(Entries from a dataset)
----
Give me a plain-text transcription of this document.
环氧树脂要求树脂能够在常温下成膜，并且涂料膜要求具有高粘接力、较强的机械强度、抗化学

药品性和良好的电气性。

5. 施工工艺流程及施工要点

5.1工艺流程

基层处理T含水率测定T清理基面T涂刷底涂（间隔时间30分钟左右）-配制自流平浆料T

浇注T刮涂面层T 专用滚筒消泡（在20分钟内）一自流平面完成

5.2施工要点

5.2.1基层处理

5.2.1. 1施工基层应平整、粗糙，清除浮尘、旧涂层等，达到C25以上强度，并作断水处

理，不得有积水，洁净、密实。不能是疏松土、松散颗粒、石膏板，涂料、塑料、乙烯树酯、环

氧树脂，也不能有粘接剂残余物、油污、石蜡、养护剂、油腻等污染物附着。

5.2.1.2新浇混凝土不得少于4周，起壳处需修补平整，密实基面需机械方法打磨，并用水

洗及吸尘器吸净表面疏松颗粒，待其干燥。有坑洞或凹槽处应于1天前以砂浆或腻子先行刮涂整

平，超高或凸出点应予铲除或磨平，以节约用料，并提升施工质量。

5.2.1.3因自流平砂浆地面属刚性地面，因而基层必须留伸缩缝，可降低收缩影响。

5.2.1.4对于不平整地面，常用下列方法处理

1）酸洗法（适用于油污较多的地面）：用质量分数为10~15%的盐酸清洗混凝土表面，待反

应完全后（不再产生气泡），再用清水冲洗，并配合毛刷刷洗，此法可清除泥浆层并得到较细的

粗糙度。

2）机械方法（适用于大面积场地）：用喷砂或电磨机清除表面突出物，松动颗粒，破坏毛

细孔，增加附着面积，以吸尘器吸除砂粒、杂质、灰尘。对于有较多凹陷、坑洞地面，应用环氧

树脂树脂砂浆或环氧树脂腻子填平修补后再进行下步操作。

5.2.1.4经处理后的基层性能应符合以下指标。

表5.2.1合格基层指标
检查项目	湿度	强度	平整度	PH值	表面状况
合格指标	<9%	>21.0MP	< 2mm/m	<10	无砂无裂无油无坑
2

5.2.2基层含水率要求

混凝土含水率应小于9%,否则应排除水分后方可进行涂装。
----
== DIRECTIONS ==
Reproduce the listing shown above in its entirety, exactly.

== EXERCISE RESPONSE ==
Give me a plain-text transcription of this document.
环氧树脂要求树脂能够在常温下成膜，并且涂料膜要求具有高粘接力、较强的机械强度、抗化学

药品性和良好的电气性。

5. 施工工艺流程及施工要点

5.1工艺流程

基层处理T含水率测定T清理基面T涂刷底涂（间隔时间30分钟左右）-配制自流平浆料T

浇注T刮涂面层T 专用滚筒消泡（在20分钟内）一自流平面完成

5.2施工要点

5.2.1基层处理

5.2.1. 1施工基层应平整、粗糙，清除浮尘、旧涂层等，达到C25以上强度，并作断水处

理，不得有积水，洁净、密实。不能是疏松土、松散颗粒、石膏板，涂料、塑料、乙烯树酯、环

氧树脂，也不能有粘接剂残余物、油污、石蜡、养护剂、油腻等污染物附着。

5.2.1.2新浇混凝土不得少于4周，起壳处需修补平整，密实基面需机械方法打磨，并用水

洗及吸尘器吸净表面疏松颗粒，待其干燥。有坑洞或凹槽处应于1天前以砂浆或腻子先行刮涂整

平，超高或凸出点应予铲除或磨平，以节约用料，并提升施工质量。

5.2.1.3因自流平砂浆地面属刚性地面，因而基层必须留伸缩缝，可降低收缩影响。

5.2.1.4对于不平整地面，常用下列方法处理

1）酸洗法（适用于油污较多的地面）：用质量分数为10~15%的盐酸清洗混凝土表面，待反

应完全后（不再产生气泡），再用清水冲洗，并配合毛刷刷洗，此法可清除泥浆层并得到较细的

粗糙度。

2）机械方法（适用于大面积场地）：用喷砂或电磨机清除表面突出物，松动颗粒，破坏毛

细孔，增加附着面积，以吸尘器吸除砂粒、杂质、灰尘。对于有较多凹陷、坑洞地面，应用环氧

树脂树脂砂浆或环氧树脂腻子填平修补后再进行下步操作。

5.2.1.4经处理后的基层性能应符合以下指标。

表5.2.1合格基层指标
检查项目	湿度	强度	平整度	PH值	表面状况
合格指标	<9%	>21.0MP	< 2mm/m	<10	无砂无裂无油无坑
2

5.2.2基层含水率要求

混凝土含水率应小于9%,否则应排除水分后方可进行涂装。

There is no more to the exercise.